DO THIS — Images do not belong in the copy. Retype all the entries below exactly.

MATERIAL PROVIDED —

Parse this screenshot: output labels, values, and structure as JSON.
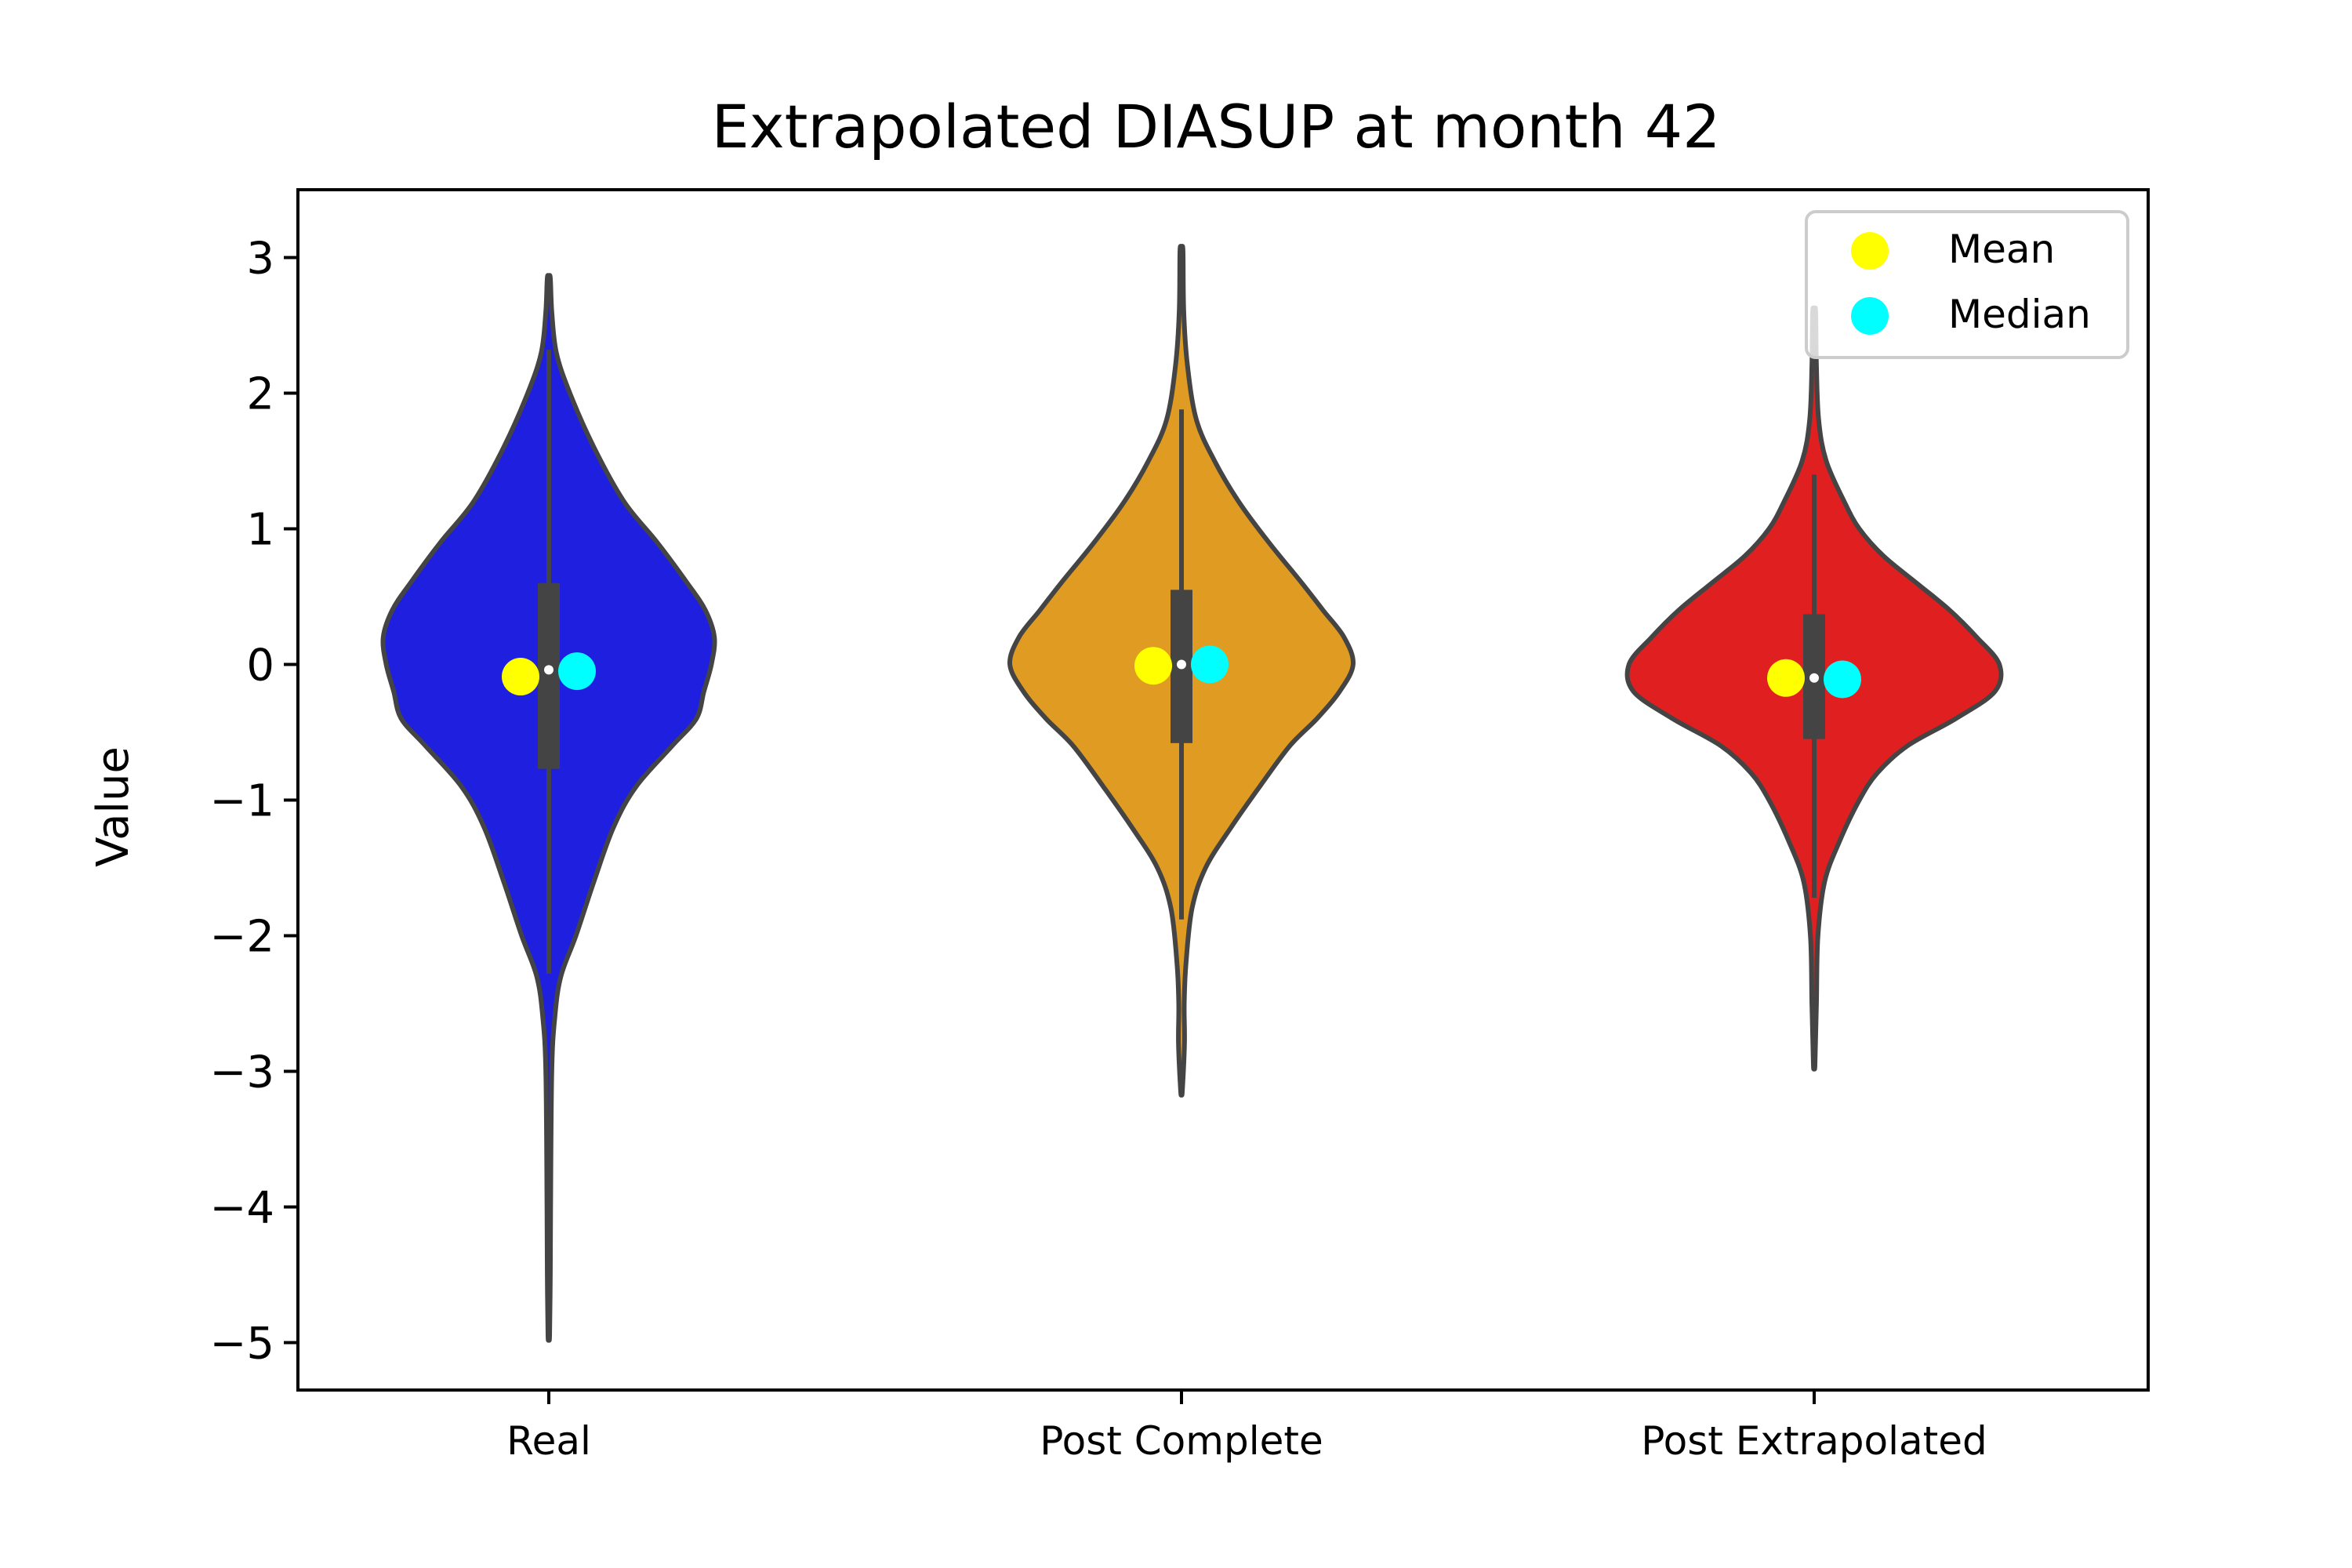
{
  "chart_data": {
    "type": "violin",
    "title": "Extrapolated DIASUP at month 42",
    "xlabel": "",
    "ylabel": "Value",
    "ylim": [
      -5.35,
      3.5
    ],
    "yticks": [
      3,
      2,
      1,
      0,
      -1,
      -2,
      -3,
      -4,
      -5
    ],
    "ytick_labels": [
      "3",
      "2",
      "1",
      "0",
      "−1",
      "−2",
      "−3",
      "−4",
      "−5"
    ],
    "categories": [
      "Real",
      "Post Complete",
      "Post Extrapolated"
    ],
    "legend": {
      "position": "top-right",
      "entries": [
        {
          "label": "Mean",
          "color": "#ffff00"
        },
        {
          "label": "Median",
          "color": "#00ffff"
        }
      ]
    },
    "violins": [
      {
        "name": "Real",
        "color": "#1f1fe0",
        "min": -4.95,
        "max": 2.85,
        "q1": -0.77,
        "q3": 0.6,
        "whisker_low": -2.28,
        "whisker_high": 2.32,
        "median": -0.04,
        "mean": -0.09,
        "median_marker": -0.05,
        "profile": [
          [
            2.85,
            0.01
          ],
          [
            2.6,
            0.02
          ],
          [
            2.3,
            0.05
          ],
          [
            2.0,
            0.14
          ],
          [
            1.6,
            0.3
          ],
          [
            1.2,
            0.5
          ],
          [
            0.9,
            0.72
          ],
          [
            0.6,
            0.92
          ],
          [
            0.4,
            1.04
          ],
          [
            0.2,
            1.1
          ],
          [
            0.0,
            1.08
          ],
          [
            -0.2,
            1.03
          ],
          [
            -0.4,
            0.98
          ],
          [
            -0.6,
            0.82
          ],
          [
            -0.9,
            0.58
          ],
          [
            -1.2,
            0.43
          ],
          [
            -1.6,
            0.3
          ],
          [
            -2.0,
            0.18
          ],
          [
            -2.3,
            0.08
          ],
          [
            -2.6,
            0.04
          ],
          [
            -3.0,
            0.02
          ],
          [
            -4.0,
            0.012
          ],
          [
            -4.5,
            0.01
          ],
          [
            -4.95,
            0.005
          ]
        ]
      },
      {
        "name": "Post Complete",
        "color": "#e09b22",
        "min": -3.15,
        "max": 3.05,
        "q1": -0.58,
        "q3": 0.55,
        "whisker_low": -1.88,
        "whisker_high": 1.88,
        "median": 0.0,
        "mean": -0.01,
        "median_marker": 0.0,
        "profile": [
          [
            3.05,
            0.01
          ],
          [
            2.6,
            0.015
          ],
          [
            2.2,
            0.04
          ],
          [
            1.8,
            0.1
          ],
          [
            1.5,
            0.22
          ],
          [
            1.2,
            0.38
          ],
          [
            0.9,
            0.58
          ],
          [
            0.6,
            0.8
          ],
          [
            0.4,
            0.94
          ],
          [
            0.2,
            1.08
          ],
          [
            0.0,
            1.14
          ],
          [
            -0.2,
            1.05
          ],
          [
            -0.4,
            0.9
          ],
          [
            -0.6,
            0.72
          ],
          [
            -0.9,
            0.52
          ],
          [
            -1.2,
            0.33
          ],
          [
            -1.5,
            0.16
          ],
          [
            -1.8,
            0.07
          ],
          [
            -2.2,
            0.03
          ],
          [
            -2.5,
            0.018
          ],
          [
            -2.8,
            0.02
          ],
          [
            -3.15,
            0.005
          ]
        ]
      },
      {
        "name": "Post Extrapolated",
        "color": "#e02020",
        "min": -2.95,
        "max": 2.6,
        "q1": -0.55,
        "q3": 0.37,
        "whisker_low": -1.72,
        "whisker_high": 1.4,
        "median": -0.1,
        "mean": -0.1,
        "median_marker": -0.11,
        "profile": [
          [
            2.6,
            0.01
          ],
          [
            2.2,
            0.015
          ],
          [
            1.8,
            0.03
          ],
          [
            1.5,
            0.08
          ],
          [
            1.2,
            0.2
          ],
          [
            1.0,
            0.3
          ],
          [
            0.8,
            0.46
          ],
          [
            0.6,
            0.68
          ],
          [
            0.4,
            0.9
          ],
          [
            0.2,
            1.08
          ],
          [
            0.0,
            1.23
          ],
          [
            -0.2,
            1.2
          ],
          [
            -0.4,
            0.94
          ],
          [
            -0.6,
            0.62
          ],
          [
            -0.8,
            0.42
          ],
          [
            -1.0,
            0.3
          ],
          [
            -1.3,
            0.17
          ],
          [
            -1.6,
            0.07
          ],
          [
            -2.0,
            0.025
          ],
          [
            -2.5,
            0.015
          ],
          [
            -2.95,
            0.005
          ]
        ]
      }
    ]
  }
}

RESULT —
Parse this screenshot: output labels, values, and structure as JSON.
{
  "chart_data": {
    "type": "violin",
    "title": "Extrapolated DIASUP at month 42",
    "xlabel": "",
    "ylabel": "Value",
    "ylim": [
      -5.35,
      3.5
    ],
    "yticks": [
      3,
      2,
      1,
      0,
      -1,
      -2,
      -3,
      -4,
      -5
    ],
    "ytick_labels": [
      "3",
      "2",
      "1",
      "0",
      "−1",
      "−2",
      "−3",
      "−4",
      "−5"
    ],
    "categories": [
      "Real",
      "Post Complete",
      "Post Extrapolated"
    ],
    "legend": {
      "position": "top-right",
      "entries": [
        {
          "label": "Mean",
          "color": "#ffff00"
        },
        {
          "label": "Median",
          "color": "#00ffff"
        }
      ]
    },
    "violins": [
      {
        "name": "Real",
        "color": "#1f1fe0",
        "min": -4.95,
        "max": 2.85,
        "q1": -0.77,
        "q3": 0.6,
        "whisker_low": -2.28,
        "whisker_high": 2.32,
        "median": -0.04,
        "mean": -0.09,
        "median_marker": -0.05,
        "profile": [
          [
            2.85,
            0.01
          ],
          [
            2.6,
            0.02
          ],
          [
            2.3,
            0.05
          ],
          [
            2.0,
            0.14
          ],
          [
            1.6,
            0.3
          ],
          [
            1.2,
            0.5
          ],
          [
            0.9,
            0.72
          ],
          [
            0.6,
            0.92
          ],
          [
            0.4,
            1.04
          ],
          [
            0.2,
            1.1
          ],
          [
            0.0,
            1.08
          ],
          [
            -0.2,
            1.03
          ],
          [
            -0.4,
            0.98
          ],
          [
            -0.6,
            0.82
          ],
          [
            -0.9,
            0.58
          ],
          [
            -1.2,
            0.43
          ],
          [
            -1.6,
            0.3
          ],
          [
            -2.0,
            0.18
          ],
          [
            -2.3,
            0.08
          ],
          [
            -2.6,
            0.04
          ],
          [
            -3.0,
            0.02
          ],
          [
            -4.0,
            0.012
          ],
          [
            -4.5,
            0.01
          ],
          [
            -4.95,
            0.005
          ]
        ]
      },
      {
        "name": "Post Complete",
        "color": "#e09b22",
        "min": -3.15,
        "max": 3.05,
        "q1": -0.58,
        "q3": 0.55,
        "whisker_low": -1.88,
        "whisker_high": 1.88,
        "median": 0.0,
        "mean": -0.01,
        "median_marker": 0.0,
        "profile": [
          [
            3.05,
            0.01
          ],
          [
            2.6,
            0.015
          ],
          [
            2.2,
            0.04
          ],
          [
            1.8,
            0.1
          ],
          [
            1.5,
            0.22
          ],
          [
            1.2,
            0.38
          ],
          [
            0.9,
            0.58
          ],
          [
            0.6,
            0.8
          ],
          [
            0.4,
            0.94
          ],
          [
            0.2,
            1.08
          ],
          [
            0.0,
            1.14
          ],
          [
            -0.2,
            1.05
          ],
          [
            -0.4,
            0.9
          ],
          [
            -0.6,
            0.72
          ],
          [
            -0.9,
            0.52
          ],
          [
            -1.2,
            0.33
          ],
          [
            -1.5,
            0.16
          ],
          [
            -1.8,
            0.07
          ],
          [
            -2.2,
            0.03
          ],
          [
            -2.5,
            0.018
          ],
          [
            -2.8,
            0.02
          ],
          [
            -3.15,
            0.005
          ]
        ]
      },
      {
        "name": "Post Extrapolated",
        "color": "#e02020",
        "min": -2.95,
        "max": 2.6,
        "q1": -0.55,
        "q3": 0.37,
        "whisker_low": -1.72,
        "whisker_high": 1.4,
        "median": -0.1,
        "mean": -0.1,
        "median_marker": -0.11,
        "profile": [
          [
            2.6,
            0.01
          ],
          [
            2.2,
            0.015
          ],
          [
            1.8,
            0.03
          ],
          [
            1.5,
            0.08
          ],
          [
            1.2,
            0.2
          ],
          [
            1.0,
            0.3
          ],
          [
            0.8,
            0.46
          ],
          [
            0.6,
            0.68
          ],
          [
            0.4,
            0.9
          ],
          [
            0.2,
            1.08
          ],
          [
            0.0,
            1.23
          ],
          [
            -0.2,
            1.2
          ],
          [
            -0.4,
            0.94
          ],
          [
            -0.6,
            0.62
          ],
          [
            -0.8,
            0.42
          ],
          [
            -1.0,
            0.3
          ],
          [
            -1.3,
            0.17
          ],
          [
            -1.6,
            0.07
          ],
          [
            -2.0,
            0.025
          ],
          [
            -2.5,
            0.015
          ],
          [
            -2.95,
            0.005
          ]
        ]
      }
    ]
  }
}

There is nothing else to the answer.